DESCRIPTION OF THE TASK →
Gather all lines with "text" from the records.
-- Begin --
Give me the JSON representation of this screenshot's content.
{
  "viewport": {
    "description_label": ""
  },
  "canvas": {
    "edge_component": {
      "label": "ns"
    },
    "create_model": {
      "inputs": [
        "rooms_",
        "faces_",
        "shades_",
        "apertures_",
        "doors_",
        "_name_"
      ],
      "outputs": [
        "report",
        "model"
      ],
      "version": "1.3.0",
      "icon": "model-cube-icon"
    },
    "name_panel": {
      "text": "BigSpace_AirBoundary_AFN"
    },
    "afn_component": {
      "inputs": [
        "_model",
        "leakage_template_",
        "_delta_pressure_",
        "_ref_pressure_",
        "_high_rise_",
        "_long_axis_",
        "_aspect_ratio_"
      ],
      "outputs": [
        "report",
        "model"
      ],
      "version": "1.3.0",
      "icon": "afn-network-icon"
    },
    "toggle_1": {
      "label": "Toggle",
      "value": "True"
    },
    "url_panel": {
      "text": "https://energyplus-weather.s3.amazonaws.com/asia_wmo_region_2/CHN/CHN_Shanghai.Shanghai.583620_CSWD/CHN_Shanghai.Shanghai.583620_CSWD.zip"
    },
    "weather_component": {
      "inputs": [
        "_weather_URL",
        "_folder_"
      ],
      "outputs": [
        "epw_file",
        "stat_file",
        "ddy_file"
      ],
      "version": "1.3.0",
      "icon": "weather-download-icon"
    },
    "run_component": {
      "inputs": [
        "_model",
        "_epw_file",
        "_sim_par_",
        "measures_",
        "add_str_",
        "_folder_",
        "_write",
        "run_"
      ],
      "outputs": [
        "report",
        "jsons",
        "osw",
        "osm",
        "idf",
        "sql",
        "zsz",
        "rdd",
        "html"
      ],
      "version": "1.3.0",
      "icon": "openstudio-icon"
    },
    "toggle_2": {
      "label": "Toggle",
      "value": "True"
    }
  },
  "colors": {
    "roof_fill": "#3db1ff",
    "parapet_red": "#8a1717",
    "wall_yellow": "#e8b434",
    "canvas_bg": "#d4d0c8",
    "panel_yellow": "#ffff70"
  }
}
-- End --
OUTPUT FOR THIS EXERCISE →
      "text": "BigSpace_AirBoundary_AFN"
      "text": "https://energyplus-weather.s3.amazonaws.com/asia_wmo_region_2/CHN/CHN_Shanghai.Shanghai.583620_CSWD/CHN_Shanghai.Shanghai.583620_CSWD.zip"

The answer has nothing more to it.